__EXERCISE PROMPT__: Reproduce all lines of the listing below in which the word "Ganancia" occurs.

Records about charts and figures:
────────

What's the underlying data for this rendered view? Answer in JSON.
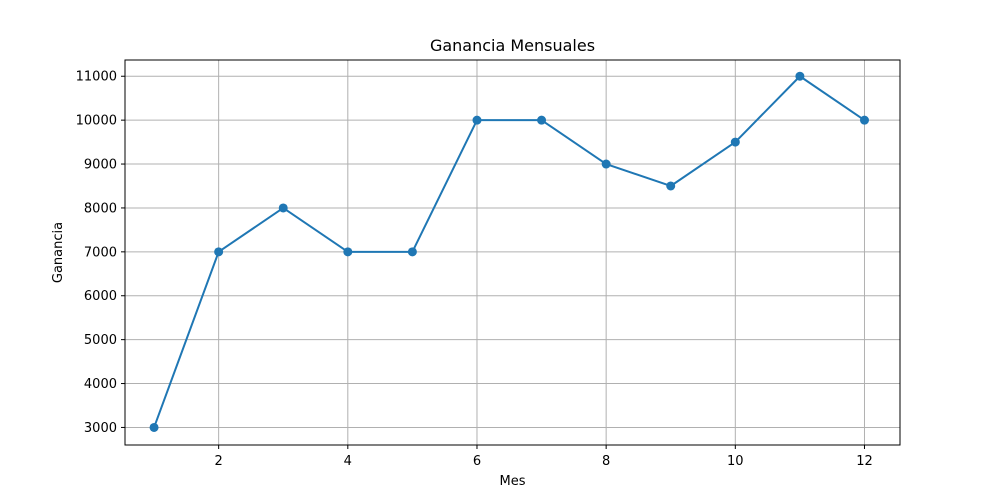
{
  "chart_data": {
    "type": "line",
    "title": "Ganancia Mensuales",
    "xlabel": "Mes",
    "ylabel": "Ganancia",
    "x": [
      1,
      2,
      3,
      4,
      5,
      6,
      7,
      8,
      9,
      10,
      11,
      12
    ],
    "series": [
      {
        "values": [
          3000,
          7000,
          8000,
          7000,
          7000,
          10000,
          10000,
          9000,
          8500,
          9500,
          11000,
          10000
        ],
        "color": "#1f77b4",
        "marker": "circle"
      }
    ],
    "xlim": [
      0.55,
      12.55
    ],
    "ylim": [
      2600,
      11370
    ],
    "xticks": [
      2,
      4,
      6,
      8,
      10,
      12
    ],
    "xtick_labels": [
      "2",
      "4",
      "6",
      "8",
      "10",
      "12"
    ],
    "yticks": [
      3000,
      4000,
      5000,
      6000,
      7000,
      8000,
      9000,
      10000,
      11000
    ],
    "ytick_labels": [
      "3000",
      "4000",
      "5000",
      "6000",
      "7000",
      "8000",
      "9000",
      "10000",
      "11000"
    ],
    "grid": true,
    "grid_color": "#b0b0b0",
    "legend": "none"
  }
}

────────

__RESULT OF THE EXERCISE__:
    "title": "Ganancia Mensuales",
    "ylabel": "Ganancia",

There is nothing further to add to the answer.